### [Required work]
Retype each line of the records below with no changes.

══════════════════════════════

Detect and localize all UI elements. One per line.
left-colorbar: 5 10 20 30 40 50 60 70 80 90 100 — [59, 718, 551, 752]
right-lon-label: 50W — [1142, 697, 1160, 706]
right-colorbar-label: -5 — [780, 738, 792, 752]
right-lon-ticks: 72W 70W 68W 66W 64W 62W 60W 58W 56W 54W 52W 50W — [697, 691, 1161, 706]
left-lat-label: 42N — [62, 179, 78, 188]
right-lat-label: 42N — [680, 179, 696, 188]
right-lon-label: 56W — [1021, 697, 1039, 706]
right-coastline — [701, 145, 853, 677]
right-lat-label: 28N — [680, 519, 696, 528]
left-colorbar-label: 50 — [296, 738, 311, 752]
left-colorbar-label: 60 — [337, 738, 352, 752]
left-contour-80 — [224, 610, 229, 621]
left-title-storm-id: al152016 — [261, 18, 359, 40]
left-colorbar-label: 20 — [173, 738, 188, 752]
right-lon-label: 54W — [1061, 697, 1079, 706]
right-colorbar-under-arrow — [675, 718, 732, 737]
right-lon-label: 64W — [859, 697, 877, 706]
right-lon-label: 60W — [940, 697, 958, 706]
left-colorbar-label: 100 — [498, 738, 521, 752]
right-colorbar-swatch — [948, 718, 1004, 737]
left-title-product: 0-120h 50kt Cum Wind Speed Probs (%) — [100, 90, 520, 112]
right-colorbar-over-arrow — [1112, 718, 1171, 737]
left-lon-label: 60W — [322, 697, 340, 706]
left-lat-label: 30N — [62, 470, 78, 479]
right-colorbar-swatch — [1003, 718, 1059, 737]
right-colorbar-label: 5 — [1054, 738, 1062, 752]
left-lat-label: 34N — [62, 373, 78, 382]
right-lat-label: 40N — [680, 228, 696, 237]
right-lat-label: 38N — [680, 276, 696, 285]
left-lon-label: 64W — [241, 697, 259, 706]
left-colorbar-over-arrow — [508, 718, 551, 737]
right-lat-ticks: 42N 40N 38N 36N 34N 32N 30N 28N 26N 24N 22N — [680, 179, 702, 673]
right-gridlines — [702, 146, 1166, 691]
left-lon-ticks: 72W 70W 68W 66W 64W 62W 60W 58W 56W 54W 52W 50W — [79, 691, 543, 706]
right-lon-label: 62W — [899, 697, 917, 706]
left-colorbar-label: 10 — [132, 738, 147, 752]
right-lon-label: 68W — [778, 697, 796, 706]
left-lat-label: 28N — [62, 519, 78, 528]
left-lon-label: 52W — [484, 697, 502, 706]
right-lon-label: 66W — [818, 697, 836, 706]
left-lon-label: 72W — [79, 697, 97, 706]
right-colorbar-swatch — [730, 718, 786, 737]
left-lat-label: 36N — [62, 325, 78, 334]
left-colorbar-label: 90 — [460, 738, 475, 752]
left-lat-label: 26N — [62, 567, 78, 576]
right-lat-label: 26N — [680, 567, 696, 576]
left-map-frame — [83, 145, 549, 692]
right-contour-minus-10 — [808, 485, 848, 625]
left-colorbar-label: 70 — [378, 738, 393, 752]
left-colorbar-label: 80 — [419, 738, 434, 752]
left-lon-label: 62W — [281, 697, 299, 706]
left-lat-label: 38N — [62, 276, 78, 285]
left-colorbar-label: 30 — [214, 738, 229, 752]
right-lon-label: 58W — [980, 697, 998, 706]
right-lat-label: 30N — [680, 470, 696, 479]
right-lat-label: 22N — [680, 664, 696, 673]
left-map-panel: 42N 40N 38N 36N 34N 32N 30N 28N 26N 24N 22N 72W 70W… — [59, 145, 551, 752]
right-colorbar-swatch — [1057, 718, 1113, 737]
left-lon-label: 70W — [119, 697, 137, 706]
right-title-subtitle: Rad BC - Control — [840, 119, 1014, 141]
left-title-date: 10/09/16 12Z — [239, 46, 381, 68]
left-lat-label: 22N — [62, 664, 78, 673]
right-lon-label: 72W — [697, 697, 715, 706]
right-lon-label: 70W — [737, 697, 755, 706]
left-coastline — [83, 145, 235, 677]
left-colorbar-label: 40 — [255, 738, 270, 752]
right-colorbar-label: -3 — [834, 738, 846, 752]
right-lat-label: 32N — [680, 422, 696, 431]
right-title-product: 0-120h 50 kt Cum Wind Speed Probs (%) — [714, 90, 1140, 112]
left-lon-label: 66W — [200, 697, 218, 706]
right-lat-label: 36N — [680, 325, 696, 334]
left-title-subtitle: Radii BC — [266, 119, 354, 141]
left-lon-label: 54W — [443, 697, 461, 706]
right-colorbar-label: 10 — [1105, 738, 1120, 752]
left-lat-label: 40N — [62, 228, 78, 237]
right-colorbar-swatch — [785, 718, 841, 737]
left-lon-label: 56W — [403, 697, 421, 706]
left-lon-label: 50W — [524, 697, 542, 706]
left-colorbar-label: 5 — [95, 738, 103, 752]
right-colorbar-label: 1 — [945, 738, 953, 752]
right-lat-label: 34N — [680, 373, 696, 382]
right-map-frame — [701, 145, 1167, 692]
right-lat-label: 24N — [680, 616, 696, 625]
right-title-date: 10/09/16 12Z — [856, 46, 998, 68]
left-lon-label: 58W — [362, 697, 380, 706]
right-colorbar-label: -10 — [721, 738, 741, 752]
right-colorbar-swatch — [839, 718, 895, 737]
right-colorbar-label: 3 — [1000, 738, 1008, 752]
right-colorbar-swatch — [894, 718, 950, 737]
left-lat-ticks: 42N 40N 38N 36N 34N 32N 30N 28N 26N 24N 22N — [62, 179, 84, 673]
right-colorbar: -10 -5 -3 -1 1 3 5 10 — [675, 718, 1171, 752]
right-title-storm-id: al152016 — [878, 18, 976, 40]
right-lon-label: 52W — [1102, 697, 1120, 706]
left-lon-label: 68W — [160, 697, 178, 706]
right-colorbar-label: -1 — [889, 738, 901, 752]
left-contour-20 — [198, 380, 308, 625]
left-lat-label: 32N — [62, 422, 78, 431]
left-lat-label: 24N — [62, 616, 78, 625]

══════════════════════════════

### [Written solution]
Detect and localize all UI elements. One per line.
left-colorbar: 5 10 20 30 40 50 60 70 80 90 100 — [59, 718, 551, 752]
right-lon-label: 50W — [1142, 697, 1160, 706]
right-colorbar-label: -5 — [780, 738, 792, 752]
right-lon-ticks: 72W 70W 68W 66W 64W 62W 60W 58W 56W 54W 52W 50W — [697, 691, 1161, 706]
left-lat-label: 42N — [62, 179, 78, 188]
right-lat-label: 42N — [680, 179, 696, 188]
right-lon-label: 56W — [1021, 697, 1039, 706]
right-coastline — [701, 145, 853, 677]
right-lat-label: 28N — [680, 519, 696, 528]
left-colorbar-label: 50 — [296, 738, 311, 752]
left-colorbar-label: 60 — [337, 738, 352, 752]
left-contour-80 — [224, 610, 229, 621]
left-title-storm-id: al152016 — [261, 18, 359, 40]
left-colorbar-label: 20 — [173, 738, 188, 752]
right-lon-label: 54W — [1061, 697, 1079, 706]
right-colorbar-under-arrow — [675, 718, 732, 737]
right-lon-label: 64W — [859, 697, 877, 706]
right-lon-label: 60W — [940, 697, 958, 706]
left-colorbar-label: 100 — [498, 738, 521, 752]
right-colorbar-swatch — [948, 718, 1004, 737]
left-title-product: 0-120h 50kt Cum Wind Speed Probs (%) — [100, 90, 520, 112]
right-colorbar-over-arrow — [1112, 718, 1171, 737]
left-lon-label: 60W — [322, 697, 340, 706]
left-lat-label: 30N — [62, 470, 78, 479]
right-colorbar-swatch — [1003, 718, 1059, 737]
right-colorbar-label: 5 — [1054, 738, 1062, 752]
left-lat-label: 34N — [62, 373, 78, 382]
right-lat-label: 40N — [680, 228, 696, 237]
right-lat-label: 38N — [680, 276, 696, 285]
left-lon-label: 64W — [241, 697, 259, 706]
left-colorbar-over-arrow — [508, 718, 551, 737]
right-lat-ticks: 42N 40N 38N 36N 34N 32N 30N 28N 26N 24N 22N — [680, 179, 702, 673]
right-gridlines — [702, 146, 1166, 691]
left-lon-ticks: 72W 70W 68W 66W 64W 62W 60W 58W 56W 54W 52W 50W — [79, 691, 543, 706]
right-lon-label: 62W — [899, 697, 917, 706]
left-colorbar-label: 10 — [132, 738, 147, 752]
right-lon-label: 68W — [778, 697, 796, 706]
left-lat-label: 28N — [62, 519, 78, 528]
left-lon-label: 52W — [484, 697, 502, 706]
right-lon-label: 66W — [818, 697, 836, 706]
left-lon-label: 72W — [79, 697, 97, 706]
right-colorbar-swatch — [730, 718, 786, 737]
left-lat-label: 36N — [62, 325, 78, 334]
left-colorbar-label: 90 — [460, 738, 475, 752]
left-lat-label: 26N — [62, 567, 78, 576]
right-lat-label: 26N — [680, 567, 696, 576]
left-map-frame — [83, 145, 549, 692]
right-contour-minus-10 — [808, 485, 848, 625]
left-colorbar-label: 70 — [378, 738, 393, 752]
left-colorbar-label: 80 — [419, 738, 434, 752]
left-lon-label: 62W — [281, 697, 299, 706]
left-lat-label: 38N — [62, 276, 78, 285]
left-colorbar-label: 30 — [214, 738, 229, 752]
right-lon-label: 58W — [980, 697, 998, 706]
right-lat-label: 30N — [680, 470, 696, 479]
right-lat-label: 22N — [680, 664, 696, 673]
left-map-panel: 42N 40N 38N 36N 34N 32N 30N 28N 26N 24N 22N 72W 70W… — [59, 145, 551, 752]
right-colorbar-swatch — [1057, 718, 1113, 737]
left-lon-label: 70W — [119, 697, 137, 706]
right-title-subtitle: Rad BC - Control — [840, 119, 1014, 141]
left-title-date: 10/09/16 12Z — [239, 46, 381, 68]
left-lat-label: 22N — [62, 664, 78, 673]
right-lon-label: 72W — [697, 697, 715, 706]
right-lon-label: 70W — [737, 697, 755, 706]
left-coastline — [83, 145, 235, 677]
left-colorbar-label: 40 — [255, 738, 270, 752]
right-colorbar-label: -3 — [834, 738, 846, 752]
right-lat-label: 32N — [680, 422, 696, 431]
right-title-product: 0-120h 50 kt Cum Wind Speed Probs (%) — [714, 90, 1140, 112]
left-lon-label: 66W — [200, 697, 218, 706]
right-lat-label: 36N — [680, 325, 696, 334]
left-title-subtitle: Radii BC — [266, 119, 354, 141]
left-lon-label: 54W — [443, 697, 461, 706]
right-colorbar-label: 10 — [1105, 738, 1120, 752]
left-lat-label: 40N — [62, 228, 78, 237]
right-colorbar-swatch — [785, 718, 841, 737]
left-lon-label: 56W — [403, 697, 421, 706]
left-lon-label: 50W — [524, 697, 542, 706]
left-colorbar-label: 5 — [95, 738, 103, 752]
right-colorbar-label: 1 — [945, 738, 953, 752]
right-lat-label: 34N — [680, 373, 696, 382]
right-map-frame — [701, 145, 1167, 692]
right-lat-label: 24N — [680, 616, 696, 625]
right-title-date: 10/09/16 12Z — [856, 46, 998, 68]
left-lon-label: 58W — [362, 697, 380, 706]
right-colorbar-label: -10 — [721, 738, 741, 752]
right-colorbar-swatch — [839, 718, 895, 737]
right-colorbar-label: 3 — [1000, 738, 1008, 752]
right-colorbar-swatch — [894, 718, 950, 737]
left-lat-ticks: 42N 40N 38N 36N 34N 32N 30N 28N 26N 24N 22N — [62, 179, 84, 673]
right-colorbar: -10 -5 -3 -1 1 3 5 10 — [675, 718, 1171, 752]
right-title-storm-id: al152016 — [878, 18, 976, 40]
right-lon-label: 52W — [1102, 697, 1120, 706]
left-lon-label: 68W — [160, 697, 178, 706]
right-colorbar-label: -1 — [889, 738, 901, 752]
left-contour-20 — [198, 380, 308, 625]
left-lat-label: 32N — [62, 422, 78, 431]
left-lat-label: 24N — [62, 616, 78, 625]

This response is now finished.